Given task: Exclude the pictures; give every entry again exactly as written.

-------- Records shown

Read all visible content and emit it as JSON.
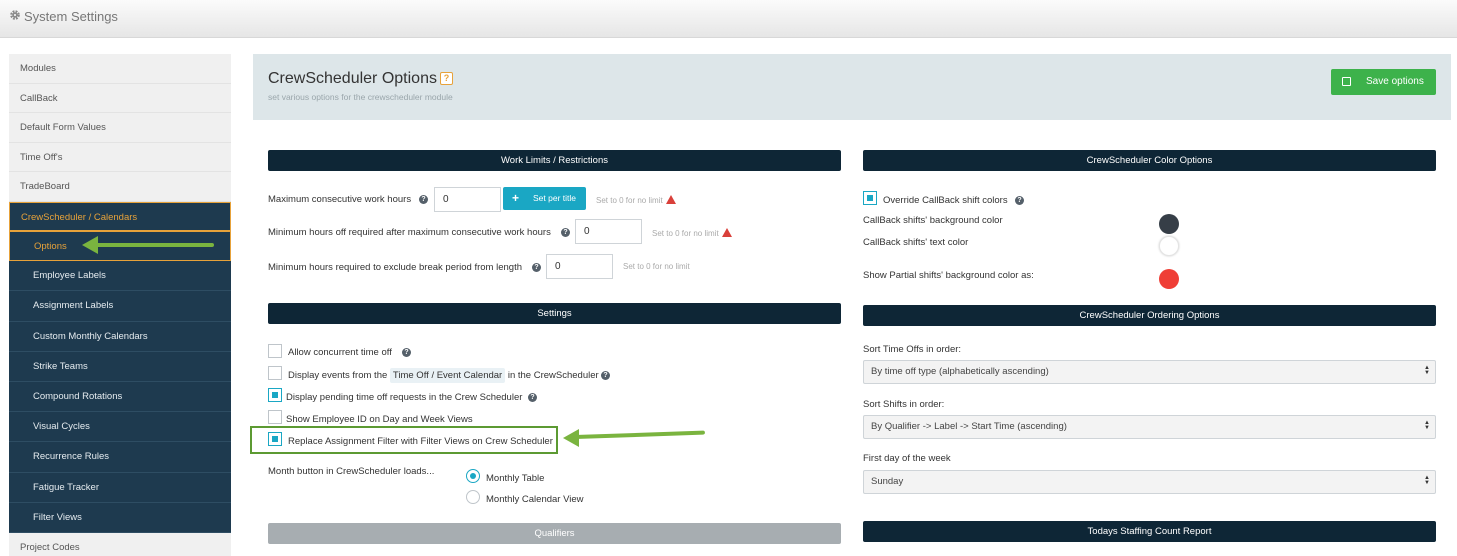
{
  "topbar": {
    "title": "System Settings",
    "icon": "gear-icon"
  },
  "sidebar": {
    "items": [
      {
        "label": "Modules"
      },
      {
        "label": "CallBack"
      },
      {
        "label": "Default Form Values"
      },
      {
        "label": "Time Off's"
      },
      {
        "label": "TradeBoard"
      },
      {
        "label": "CrewScheduler / Calendars"
      }
    ],
    "subitems": [
      {
        "label": "Options"
      },
      {
        "label": "Employee Labels"
      },
      {
        "label": "Assignment Labels"
      },
      {
        "label": "Custom Monthly Calendars"
      },
      {
        "label": "Strike Teams"
      },
      {
        "label": "Compound Rotations"
      },
      {
        "label": "Visual Cycles"
      },
      {
        "label": "Recurrence Rules"
      },
      {
        "label": "Fatigue Tracker"
      },
      {
        "label": "Filter Views"
      }
    ],
    "after": [
      {
        "label": "Project Codes"
      }
    ]
  },
  "header": {
    "title": "CrewScheduler Options",
    "help": "?",
    "subtitle": "set various options for the crewscheduler module",
    "save_label": "Save options"
  },
  "work_limits": {
    "heading": "Work Limits / Restrictions",
    "max_consecutive_label": "Maximum consecutive work hours",
    "max_consecutive_value": "0",
    "set_per_title_label": "Set per title",
    "hint_no_limit": "Set to 0 for no limit",
    "min_off_label": "Minimum hours off required after maximum consecutive work hours",
    "min_off_value": "0",
    "break_label": "Minimum hours required to exclude break period from length",
    "break_value": "0"
  },
  "settings": {
    "heading": "Settings",
    "allow_concurrent": "Allow concurrent time off",
    "display_events_pre": "Display events from the",
    "display_events_tag": "Time Off / Event Calendar",
    "display_events_post": "in the CrewScheduler",
    "display_pending": "Display pending time off requests in the Crew Scheduler",
    "show_employee_id": "Show Employee ID on Day and Week Views",
    "replace_filter": "Replace Assignment Filter with Filter Views on Crew Scheduler",
    "month_button_label": "Month button in CrewScheduler loads...",
    "month_options": [
      "Monthly Table",
      "Monthly Calendar View"
    ]
  },
  "qualifiers": {
    "heading": "Qualifiers"
  },
  "color_options": {
    "heading": "CrewScheduler Color Options",
    "override_label": "Override CallBack shift colors",
    "bg_label": "CallBack shifts' background color",
    "text_label": "CallBack shifts' text color",
    "partial_label": "Show Partial shifts' background color as:",
    "colors": {
      "bg": "#363e47",
      "text": "#ffffff",
      "partial": "#ef3e36"
    }
  },
  "ordering": {
    "heading": "CrewScheduler Ordering Options",
    "time_offs_label": "Sort Time Offs in order:",
    "time_offs_value": "By time off type (alphabetically ascending)",
    "shifts_label": "Sort Shifts in order:",
    "shifts_value": "By Qualifier -> Label -> Start Time (ascending)",
    "first_day_label": "First day of the week",
    "first_day_value": "Sunday"
  },
  "staffing": {
    "heading": "Todays Staffing Count Report"
  },
  "theme": {
    "accent": "#1aa7c4",
    "navy": "#0e2636",
    "save_green": "#3db24b",
    "arrow_green": "#7ab43f",
    "sidebar_active": "#e7a23a"
  }
}
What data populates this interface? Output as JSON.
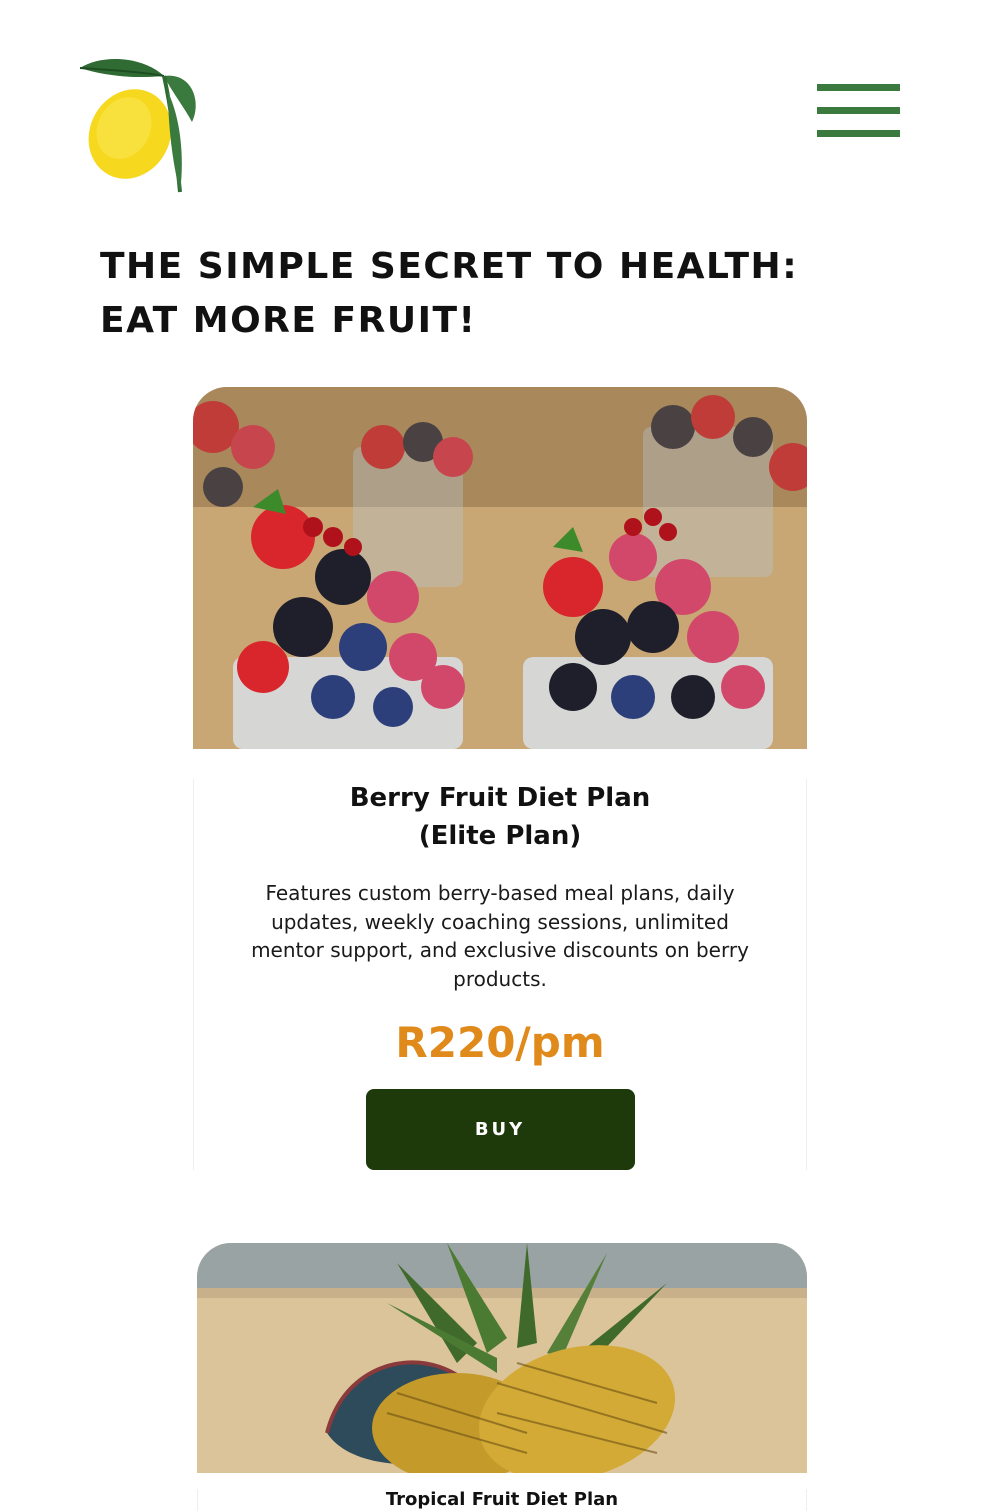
{
  "brand": {
    "logo_icon": "lemon-icon",
    "colors": {
      "menu": "#3b7a3e",
      "price": "#df8a1a",
      "button": "#1e3a0a"
    }
  },
  "header": {
    "menu_icon": "hamburger-menu-icon"
  },
  "headline": "THE SIMPLE SECRET TO HEALTH: EAT MORE FRUIT!",
  "plans": [
    {
      "image": "mixed-berries-photo",
      "title_line1": "Berry Fruit Diet Plan",
      "title_line2": "(Elite Plan)",
      "description": "Features custom berry-based meal plans, daily updates, weekly coaching sessions, unlimited mentor support, and exclusive discounts on berry products.",
      "price": "R220/pm",
      "button_label": "BUY"
    },
    {
      "image": "pineapples-on-beach-photo",
      "title_line1": "Tropical Fruit Diet Plan"
    }
  ]
}
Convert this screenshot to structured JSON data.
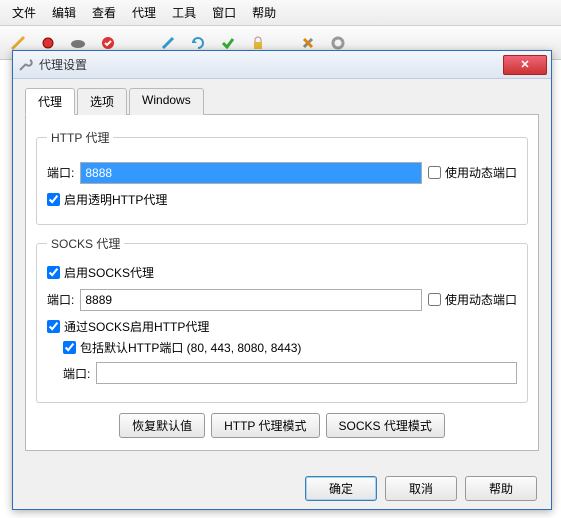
{
  "menubar": [
    "文件",
    "编辑",
    "查看",
    "代理",
    "工具",
    "窗口",
    "帮助"
  ],
  "toolbar_icons": [
    "broom-icon",
    "record-icon",
    "turtle-icon",
    "shield-icon",
    "pencil-icon",
    "refresh-icon",
    "check-icon",
    "lock-icon",
    "tool-icon",
    "gear-icon"
  ],
  "dialog": {
    "title": "代理设置",
    "tabs": [
      "代理",
      "选项",
      "Windows"
    ],
    "http": {
      "legend": "HTTP 代理",
      "port_label": "端口:",
      "port_value": "8888",
      "dyn_port_label": "使用动态端口",
      "dyn_port_checked": false,
      "transparent_label": "启用透明HTTP代理",
      "transparent_checked": true
    },
    "socks": {
      "legend": "SOCKS 代理",
      "enable_label": "启用SOCKS代理",
      "enable_checked": true,
      "port_label": "端口:",
      "port_value": "8889",
      "dyn_port_label": "使用动态端口",
      "dyn_port_checked": false,
      "http_over_label": "通过SOCKS启用HTTP代理",
      "http_over_checked": true,
      "include_label": "包括默认HTTP端口 (80, 443, 8080, 8443)",
      "include_checked": true,
      "port2_label": "端口:",
      "port2_value": ""
    },
    "buttons": {
      "restore": "恢复默认值",
      "http_mode": "HTTP 代理模式",
      "socks_mode": "SOCKS 代理模式",
      "ok": "确定",
      "cancel": "取消",
      "help": "帮助"
    }
  }
}
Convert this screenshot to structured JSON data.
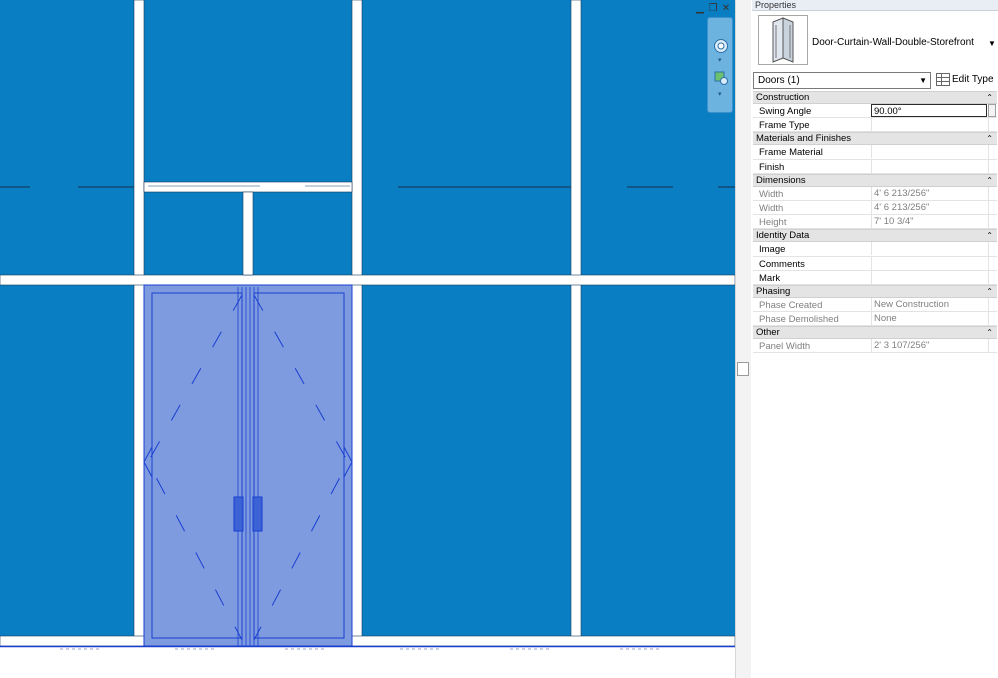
{
  "viewport": {
    "colors": {
      "glass": "#0a7ec2",
      "mullion": "#ffffff",
      "door_highlight": "#7f9be0",
      "door_lines": "#1a3fcf"
    }
  },
  "properties": {
    "title": "Properties",
    "type_name": "Door-Curtain-Wall-Double-Storefront",
    "instance_filter": "Doors (1)",
    "edit_type_label": "Edit Type",
    "groups": [
      {
        "name": "Construction",
        "rows": [
          {
            "key": "Swing Angle",
            "value": "90.00°",
            "editing": true
          },
          {
            "key": "Frame Type",
            "value": ""
          }
        ]
      },
      {
        "name": "Materials and Finishes",
        "rows": [
          {
            "key": "Frame Material",
            "value": ""
          },
          {
            "key": "Finish",
            "value": ""
          }
        ]
      },
      {
        "name": "Dimensions",
        "rows": [
          {
            "key": "Width",
            "value": "4'  6 213/256\"",
            "readonly": true
          },
          {
            "key": "Width",
            "value": "4'  6 213/256\"",
            "readonly": true
          },
          {
            "key": "Height",
            "value": "7'  10 3/4\"",
            "readonly": true
          }
        ]
      },
      {
        "name": "Identity Data",
        "rows": [
          {
            "key": "Image",
            "value": ""
          },
          {
            "key": "Comments",
            "value": ""
          },
          {
            "key": "Mark",
            "value": ""
          }
        ]
      },
      {
        "name": "Phasing",
        "rows": [
          {
            "key": "Phase Created",
            "value": "New Construction",
            "readonly": true
          },
          {
            "key": "Phase Demolished",
            "value": "None",
            "readonly": true
          }
        ]
      },
      {
        "name": "Other",
        "rows": [
          {
            "key": "Panel Width",
            "value": "2'  3 107/256\"",
            "readonly": true
          }
        ]
      }
    ]
  }
}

----------------

The completed task:
Read all visible content and emit it as JSON.
{
  "topbar": {
    "title": "System Settings",
    "icon": "gear-icon"
  },
  "sidebar": {
    "items": [
      {
        "label": "Modules"
      },
      {
        "label": "CallBack"
      },
      {
        "label": "Default Form Values"
      },
      {
        "label": "Time Off's"
      },
      {
        "label": "TradeBoard"
      },
      {
        "label": "CrewScheduler / Calendars"
      }
    ],
    "subitems": [
      {
        "label": "Options"
      },
      {
        "label": "Employee Labels"
      },
      {
        "label": "Assignment Labels"
      },
      {
        "label": "Custom Monthly Calendars"
      },
      {
        "label": "Strike Teams"
      },
      {
        "label": "Compound Rotations"
      },
      {
        "label": "Visual Cycles"
      },
      {
        "label": "Recurrence Rules"
      },
      {
        "label": "Fatigue Tracker"
      },
      {
        "label": "Filter Views"
      }
    ],
    "after": [
      {
        "label": "Project Codes"
      }
    ]
  },
  "header": {
    "title": "CrewScheduler Options",
    "help": "?",
    "subtitle": "set various options for the crewscheduler module",
    "save_label": "Save options"
  },
  "work_limits": {
    "heading": "Work Limits / Restrictions",
    "max_consecutive_label": "Maximum consecutive work hours",
    "max_consecutive_value": "0",
    "set_per_title_label": "Set per title",
    "hint_no_limit": "Set to 0 for no limit",
    "min_off_label": "Minimum hours off required after maximum consecutive work hours",
    "min_off_value": "0",
    "break_label": "Minimum hours required to exclude break period from length",
    "break_value": "0"
  },
  "settings": {
    "heading": "Settings",
    "allow_concurrent": "Allow concurrent time off",
    "display_events_pre": "Display events from the",
    "display_events_tag": "Time Off / Event Calendar",
    "display_events_post": "in the CrewScheduler",
    "display_pending": "Display pending time off requests in the Crew Scheduler",
    "show_employee_id": "Show Employee ID on Day and Week Views",
    "replace_filter": "Replace Assignment Filter with Filter Views on Crew Scheduler",
    "month_button_label": "Month button in CrewScheduler loads...",
    "month_options": [
      "Monthly Table",
      "Monthly Calendar View"
    ]
  },
  "qualifiers": {
    "heading": "Qualifiers"
  },
  "color_options": {
    "heading": "CrewScheduler Color Options",
    "override_label": "Override CallBack shift colors",
    "bg_label": "CallBack shifts' background color",
    "text_label": "CallBack shifts' text color",
    "partial_label": "Show Partial shifts' background color as:",
    "colors": {
      "bg": "#363e47",
      "text": "#ffffff",
      "partial": "#ef3e36"
    }
  },
  "ordering": {
    "heading": "CrewScheduler Ordering Options",
    "time_offs_label": "Sort Time Offs in order:",
    "time_offs_value": "By time off type (alphabetically ascending)",
    "shifts_label": "Sort Shifts in order:",
    "shifts_value": "By Qualifier -> Label -> Start Time (ascending)",
    "first_day_label": "First day of the week",
    "first_day_value": "Sunday"
  },
  "staffing": {
    "heading": "Todays Staffing Count Report"
  },
  "theme": {
    "accent": "#1aa7c4",
    "navy": "#0e2636",
    "save_green": "#3db24b",
    "arrow_green": "#7ab43f",
    "sidebar_active": "#e7a23a"
  }
}
What data populates this interface? Output as JSON.
{
  "brand": {
    "logo_icon": "lemon-icon",
    "colors": {
      "menu": "#3b7a3e",
      "price": "#df8a1a",
      "button": "#1e3a0a"
    }
  },
  "header": {
    "menu_icon": "hamburger-menu-icon"
  },
  "headline": "THE SIMPLE SECRET TO HEALTH: EAT MORE FRUIT!",
  "plans": [
    {
      "image": "mixed-berries-photo",
      "title_line1": "Berry Fruit Diet Plan",
      "title_line2": "(Elite Plan)",
      "description": "Features custom berry-based meal plans, daily updates, weekly coaching sessions, unlimited mentor support, and exclusive discounts on berry products.",
      "price": "R220/pm",
      "button_label": "BUY"
    },
    {
      "image": "pineapples-on-beach-photo",
      "title_line1": "Tropical Fruit Diet Plan"
    }
  ]
}
Convert this screenshot to structured JSON data.
{
  "menubar": [
    "文件",
    "编辑",
    "查看",
    "代理",
    "工具",
    "窗口",
    "帮助"
  ],
  "toolbar_icons": [
    "broom-icon",
    "record-icon",
    "turtle-icon",
    "shield-icon",
    "pencil-icon",
    "refresh-icon",
    "check-icon",
    "lock-icon",
    "tool-icon",
    "gear-icon"
  ],
  "dialog": {
    "title": "代理设置",
    "tabs": [
      "代理",
      "选项",
      "Windows"
    ],
    "http": {
      "legend": "HTTP 代理",
      "port_label": "端口:",
      "port_value": "8888",
      "dyn_port_label": "使用动态端口",
      "dyn_port_checked": false,
      "transparent_label": "启用透明HTTP代理",
      "transparent_checked": true
    },
    "socks": {
      "legend": "SOCKS 代理",
      "enable_label": "启用SOCKS代理",
      "enable_checked": true,
      "port_label": "端口:",
      "port_value": "8889",
      "dyn_port_label": "使用动态端口",
      "dyn_port_checked": false,
      "http_over_label": "通过SOCKS启用HTTP代理",
      "http_over_checked": true,
      "include_label": "包括默认HTTP端口 (80, 443, 8080, 8443)",
      "include_checked": true,
      "port2_label": "端口:",
      "port2_value": ""
    },
    "buttons": {
      "restore": "恢复默认值",
      "http_mode": "HTTP 代理模式",
      "socks_mode": "SOCKS 代理模式",
      "ok": "确定",
      "cancel": "取消",
      "help": "帮助"
    }
  }
}
Convert this screenshot to structured JSON data.
{
  "viewport": {
    "colors": {
      "glass": "#0a7ec2",
      "mullion": "#ffffff",
      "door_highlight": "#7f9be0",
      "door_lines": "#1a3fcf"
    }
  },
  "properties": {
    "title": "Properties",
    "type_name": "Door-Curtain-Wall-Double-Storefront",
    "instance_filter": "Doors (1)",
    "edit_type_label": "Edit Type",
    "groups": [
      {
        "name": "Construction",
        "rows": [
          {
            "key": "Swing Angle",
            "value": "90.00°",
            "editing": true
          },
          {
            "key": "Frame Type",
            "value": ""
          }
        ]
      },
      {
        "name": "Materials and Finishes",
        "rows": [
          {
            "key": "Frame Material",
            "value": ""
          },
          {
            "key": "Finish",
            "value": ""
          }
        ]
      },
      {
        "name": "Dimensions",
        "rows": [
          {
            "key": "Width",
            "value": "4'  6 213/256\"",
            "readonly": true
          },
          {
            "key": "Width",
            "value": "4'  6 213/256\"",
            "readonly": true
          },
          {
            "key": "Height",
            "value": "7'  10 3/4\"",
            "readonly": true
          }
        ]
      },
      {
        "name": "Identity Data",
        "rows": [
          {
            "key": "Image",
            "value": ""
          },
          {
            "key": "Comments",
            "value": ""
          },
          {
            "key": "Mark",
            "value": ""
          }
        ]
      },
      {
        "name": "Phasing",
        "rows": [
          {
            "key": "Phase Created",
            "value": "New Construction",
            "readonly": true
          },
          {
            "key": "Phase Demolished",
            "value": "None",
            "readonly": true
          }
        ]
      },
      {
        "name": "Other",
        "rows": [
          {
            "key": "Panel Width",
            "value": "2'  3 107/256\"",
            "readonly": true
          }
        ]
      }
    ]
  }
}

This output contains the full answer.